WHAT THE EXERCISE ASKS: Reproduce all entries precisely, down to the last character.

SOURCE MATERIAL:
──────────────────────────────
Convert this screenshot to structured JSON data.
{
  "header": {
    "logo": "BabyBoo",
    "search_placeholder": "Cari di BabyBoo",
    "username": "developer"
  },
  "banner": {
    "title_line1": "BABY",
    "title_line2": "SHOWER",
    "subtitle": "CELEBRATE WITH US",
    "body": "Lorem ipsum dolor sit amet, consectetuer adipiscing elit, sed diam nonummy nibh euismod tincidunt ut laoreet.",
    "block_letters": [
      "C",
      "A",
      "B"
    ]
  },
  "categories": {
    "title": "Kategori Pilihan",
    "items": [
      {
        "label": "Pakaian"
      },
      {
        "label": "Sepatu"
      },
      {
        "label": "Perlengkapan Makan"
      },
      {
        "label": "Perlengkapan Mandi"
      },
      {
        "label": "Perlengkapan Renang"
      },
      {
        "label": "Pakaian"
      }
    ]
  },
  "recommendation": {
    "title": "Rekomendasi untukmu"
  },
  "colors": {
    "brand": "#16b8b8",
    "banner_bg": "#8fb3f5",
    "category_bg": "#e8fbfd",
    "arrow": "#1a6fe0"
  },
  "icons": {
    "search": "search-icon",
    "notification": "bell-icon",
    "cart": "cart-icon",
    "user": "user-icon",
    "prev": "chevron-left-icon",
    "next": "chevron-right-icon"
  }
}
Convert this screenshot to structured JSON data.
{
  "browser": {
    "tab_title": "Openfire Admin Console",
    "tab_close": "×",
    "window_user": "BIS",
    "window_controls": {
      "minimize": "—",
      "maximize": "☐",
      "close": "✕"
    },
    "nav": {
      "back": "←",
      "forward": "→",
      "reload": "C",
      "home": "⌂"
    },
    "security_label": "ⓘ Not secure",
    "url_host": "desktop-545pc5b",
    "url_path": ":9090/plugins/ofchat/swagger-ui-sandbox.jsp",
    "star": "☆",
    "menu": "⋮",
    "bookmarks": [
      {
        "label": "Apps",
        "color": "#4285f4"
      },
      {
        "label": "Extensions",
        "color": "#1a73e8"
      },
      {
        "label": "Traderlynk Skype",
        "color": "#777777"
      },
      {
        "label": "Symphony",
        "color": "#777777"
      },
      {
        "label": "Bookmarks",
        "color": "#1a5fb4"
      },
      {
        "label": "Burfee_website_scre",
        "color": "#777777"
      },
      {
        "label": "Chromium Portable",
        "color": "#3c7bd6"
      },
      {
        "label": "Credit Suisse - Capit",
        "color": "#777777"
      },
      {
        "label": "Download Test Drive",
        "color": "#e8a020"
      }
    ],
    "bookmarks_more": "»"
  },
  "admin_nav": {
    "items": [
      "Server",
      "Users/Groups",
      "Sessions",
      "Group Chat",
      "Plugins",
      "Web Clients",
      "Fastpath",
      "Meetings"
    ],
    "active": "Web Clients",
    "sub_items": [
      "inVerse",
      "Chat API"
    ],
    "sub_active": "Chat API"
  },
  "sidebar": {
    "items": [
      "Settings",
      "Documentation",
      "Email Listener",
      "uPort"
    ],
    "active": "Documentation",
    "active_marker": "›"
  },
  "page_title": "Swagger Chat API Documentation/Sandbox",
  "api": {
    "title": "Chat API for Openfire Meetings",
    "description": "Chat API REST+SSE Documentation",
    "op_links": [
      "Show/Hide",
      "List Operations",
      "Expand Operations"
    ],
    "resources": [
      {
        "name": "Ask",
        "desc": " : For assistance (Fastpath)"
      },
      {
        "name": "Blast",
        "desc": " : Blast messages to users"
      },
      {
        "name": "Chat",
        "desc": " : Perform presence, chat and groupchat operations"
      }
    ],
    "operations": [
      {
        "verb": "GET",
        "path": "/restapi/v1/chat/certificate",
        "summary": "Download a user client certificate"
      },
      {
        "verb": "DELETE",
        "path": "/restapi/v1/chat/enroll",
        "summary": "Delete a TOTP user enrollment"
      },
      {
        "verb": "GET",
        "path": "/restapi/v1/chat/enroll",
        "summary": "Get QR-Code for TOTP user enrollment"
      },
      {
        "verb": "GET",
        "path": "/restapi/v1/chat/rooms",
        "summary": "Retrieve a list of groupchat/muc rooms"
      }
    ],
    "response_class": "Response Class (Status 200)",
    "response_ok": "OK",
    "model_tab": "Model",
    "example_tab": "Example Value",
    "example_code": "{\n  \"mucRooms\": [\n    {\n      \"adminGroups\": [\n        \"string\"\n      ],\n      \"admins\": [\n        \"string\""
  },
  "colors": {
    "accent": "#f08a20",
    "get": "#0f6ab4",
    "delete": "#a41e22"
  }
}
──────────────────────────────
SOLUTION FOR THIS EXERCISE:
Convert this screenshot to structured JSON data.
{
  "header": {
    "logo": "BabyBoo",
    "search_placeholder": "Cari di BabyBoo",
    "username": "developer"
  },
  "banner": {
    "title_line1": "BABY",
    "title_line2": "SHOWER",
    "subtitle": "CELEBRATE WITH US",
    "body": "Lorem ipsum dolor sit amet, consectetuer adipiscing elit, sed diam nonummy nibh euismod tincidunt ut laoreet.",
    "block_letters": [
      "C",
      "A",
      "B"
    ]
  },
  "categories": {
    "title": "Kategori Pilihan",
    "items": [
      {
        "label": "Pakaian"
      },
      {
        "label": "Sepatu"
      },
      {
        "label": "Perlengkapan Makan"
      },
      {
        "label": "Perlengkapan Mandi"
      },
      {
        "label": "Perlengkapan Renang"
      },
      {
        "label": "Pakaian"
      }
    ]
  },
  "recommendation": {
    "title": "Rekomendasi untukmu"
  },
  "colors": {
    "brand": "#16b8b8",
    "banner_bg": "#8fb3f5",
    "category_bg": "#e8fbfd",
    "arrow": "#1a6fe0"
  },
  "icons": {
    "search": "search-icon",
    "notification": "bell-icon",
    "cart": "cart-icon",
    "user": "user-icon",
    "prev": "chevron-left-icon",
    "next": "chevron-right-icon"
  }
}
Convert this screenshot to structured JSON data.
{
  "browser": {
    "tab_title": "Openfire Admin Console",
    "tab_close": "×",
    "window_user": "BIS",
    "window_controls": {
      "minimize": "—",
      "maximize": "☐",
      "close": "✕"
    },
    "nav": {
      "back": "←",
      "forward": "→",
      "reload": "C",
      "home": "⌂"
    },
    "security_label": "ⓘ Not secure",
    "url_host": "desktop-545pc5b",
    "url_path": ":9090/plugins/ofchat/swagger-ui-sandbox.jsp",
    "star": "☆",
    "menu": "⋮",
    "bookmarks": [
      {
        "label": "Apps",
        "color": "#4285f4"
      },
      {
        "label": "Extensions",
        "color": "#1a73e8"
      },
      {
        "label": "Traderlynk Skype",
        "color": "#777777"
      },
      {
        "label": "Symphony",
        "color": "#777777"
      },
      {
        "label": "Bookmarks",
        "color": "#1a5fb4"
      },
      {
        "label": "Burfee_website_scre",
        "color": "#777777"
      },
      {
        "label": "Chromium Portable",
        "color": "#3c7bd6"
      },
      {
        "label": "Credit Suisse - Capit",
        "color": "#777777"
      },
      {
        "label": "Download Test Drive",
        "color": "#e8a020"
      }
    ],
    "bookmarks_more": "»"
  },
  "admin_nav": {
    "items": [
      "Server",
      "Users/Groups",
      "Sessions",
      "Group Chat",
      "Plugins",
      "Web Clients",
      "Fastpath",
      "Meetings"
    ],
    "active": "Web Clients",
    "sub_items": [
      "inVerse",
      "Chat API"
    ],
    "sub_active": "Chat API"
  },
  "sidebar": {
    "items": [
      "Settings",
      "Documentation",
      "Email Listener",
      "uPort"
    ],
    "active": "Documentation",
    "active_marker": "›"
  },
  "page_title": "Swagger Chat API Documentation/Sandbox",
  "api": {
    "title": "Chat API for Openfire Meetings",
    "description": "Chat API REST+SSE Documentation",
    "op_links": [
      "Show/Hide",
      "List Operations",
      "Expand Operations"
    ],
    "resources": [
      {
        "name": "Ask",
        "desc": " : For assistance (Fastpath)"
      },
      {
        "name": "Blast",
        "desc": " : Blast messages to users"
      },
      {
        "name": "Chat",
        "desc": " : Perform presence, chat and groupchat operations"
      }
    ],
    "operations": [
      {
        "verb": "GET",
        "path": "/restapi/v1/chat/certificate",
        "summary": "Download a user client certificate"
      },
      {
        "verb": "DELETE",
        "path": "/restapi/v1/chat/enroll",
        "summary": "Delete a TOTP user enrollment"
      },
      {
        "verb": "GET",
        "path": "/restapi/v1/chat/enroll",
        "summary": "Get QR-Code for TOTP user enrollment"
      },
      {
        "verb": "GET",
        "path": "/restapi/v1/chat/rooms",
        "summary": "Retrieve a list of groupchat/muc rooms"
      }
    ],
    "response_class": "Response Class (Status 200)",
    "response_ok": "OK",
    "model_tab": "Model",
    "example_tab": "Example Value",
    "example_code": "{\n  \"mucRooms\": [\n    {\n      \"adminGroups\": [\n        \"string\"\n      ],\n      \"admins\": [\n        \"string\""
  },
  "colors": {
    "accent": "#f08a20",
    "get": "#0f6ab4",
    "delete": "#a41e22"
  }
}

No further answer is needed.